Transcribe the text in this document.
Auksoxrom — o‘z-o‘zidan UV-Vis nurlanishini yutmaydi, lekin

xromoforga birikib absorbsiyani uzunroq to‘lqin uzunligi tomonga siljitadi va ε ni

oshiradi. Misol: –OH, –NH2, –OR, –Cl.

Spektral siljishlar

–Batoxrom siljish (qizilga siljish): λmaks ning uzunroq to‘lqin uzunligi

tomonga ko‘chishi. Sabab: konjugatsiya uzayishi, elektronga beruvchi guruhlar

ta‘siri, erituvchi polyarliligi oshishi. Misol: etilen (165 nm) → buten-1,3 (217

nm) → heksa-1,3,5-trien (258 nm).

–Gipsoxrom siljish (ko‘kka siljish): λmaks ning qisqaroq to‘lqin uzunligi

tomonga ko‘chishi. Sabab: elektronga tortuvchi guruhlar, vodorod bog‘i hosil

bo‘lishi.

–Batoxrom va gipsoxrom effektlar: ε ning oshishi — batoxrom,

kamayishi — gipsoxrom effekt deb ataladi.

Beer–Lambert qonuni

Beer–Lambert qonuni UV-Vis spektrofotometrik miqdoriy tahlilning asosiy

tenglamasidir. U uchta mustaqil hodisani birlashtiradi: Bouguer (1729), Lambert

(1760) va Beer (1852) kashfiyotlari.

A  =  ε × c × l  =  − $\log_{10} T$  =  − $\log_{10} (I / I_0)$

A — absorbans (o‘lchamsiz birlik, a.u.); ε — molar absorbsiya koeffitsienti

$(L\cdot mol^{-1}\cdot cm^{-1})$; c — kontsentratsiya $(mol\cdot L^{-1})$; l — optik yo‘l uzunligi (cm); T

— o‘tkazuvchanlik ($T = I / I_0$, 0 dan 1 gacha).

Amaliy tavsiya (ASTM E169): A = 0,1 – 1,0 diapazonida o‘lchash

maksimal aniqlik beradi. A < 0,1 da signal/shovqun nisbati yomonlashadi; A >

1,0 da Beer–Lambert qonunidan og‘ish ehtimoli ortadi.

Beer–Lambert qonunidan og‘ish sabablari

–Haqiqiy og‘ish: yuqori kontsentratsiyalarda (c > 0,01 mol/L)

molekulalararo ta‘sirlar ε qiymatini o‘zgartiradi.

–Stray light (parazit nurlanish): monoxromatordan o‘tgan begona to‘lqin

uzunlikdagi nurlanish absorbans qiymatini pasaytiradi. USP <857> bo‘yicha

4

###

Work to be completed:
Among the records above, find each line holding the string "Batoxrom" and pull it out.

Exercise output:
–Batoxrom siljish (qizilga siljish): λmaks ning uzunroq to‘lqin uzunligi
–Batoxrom va gipsoxrom effektlar: ε ning oshishi — batoxrom,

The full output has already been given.